* _Given records_:

::::::::::

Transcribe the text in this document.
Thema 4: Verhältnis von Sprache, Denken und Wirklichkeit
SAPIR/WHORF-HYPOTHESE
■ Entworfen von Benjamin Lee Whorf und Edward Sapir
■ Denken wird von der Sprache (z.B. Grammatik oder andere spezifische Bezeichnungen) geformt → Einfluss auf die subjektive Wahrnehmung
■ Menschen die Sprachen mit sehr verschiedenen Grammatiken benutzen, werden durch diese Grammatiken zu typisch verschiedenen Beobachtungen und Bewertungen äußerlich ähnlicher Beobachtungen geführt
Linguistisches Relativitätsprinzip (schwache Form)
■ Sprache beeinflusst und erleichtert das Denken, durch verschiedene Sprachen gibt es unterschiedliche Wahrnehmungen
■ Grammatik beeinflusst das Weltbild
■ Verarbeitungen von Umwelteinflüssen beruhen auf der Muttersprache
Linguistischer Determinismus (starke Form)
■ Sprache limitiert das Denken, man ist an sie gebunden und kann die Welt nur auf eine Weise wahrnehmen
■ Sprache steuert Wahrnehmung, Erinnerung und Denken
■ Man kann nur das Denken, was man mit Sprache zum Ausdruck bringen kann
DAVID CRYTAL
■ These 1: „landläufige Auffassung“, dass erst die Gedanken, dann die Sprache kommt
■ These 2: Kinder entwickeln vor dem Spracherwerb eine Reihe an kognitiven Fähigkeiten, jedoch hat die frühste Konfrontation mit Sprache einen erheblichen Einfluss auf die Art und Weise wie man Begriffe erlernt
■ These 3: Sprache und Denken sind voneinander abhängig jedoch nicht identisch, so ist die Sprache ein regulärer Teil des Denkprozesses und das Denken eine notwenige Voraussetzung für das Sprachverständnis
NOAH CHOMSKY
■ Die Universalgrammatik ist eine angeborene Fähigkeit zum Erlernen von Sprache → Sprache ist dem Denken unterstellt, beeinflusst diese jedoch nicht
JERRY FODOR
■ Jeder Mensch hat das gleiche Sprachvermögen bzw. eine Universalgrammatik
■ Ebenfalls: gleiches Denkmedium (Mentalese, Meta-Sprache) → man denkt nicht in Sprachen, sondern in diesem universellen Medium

::::::::::

* _What you are asked to do_:
Find every line that holds "kann" and copy it.

* _Right answer_:
■ Sprache limitiert das Denken, man ist an sie gebunden und kann die Welt nur auf eine Weise wahrnehmen
■ Man kann nur das Denken, was man mit Sprache zum Ausdruck bringen kann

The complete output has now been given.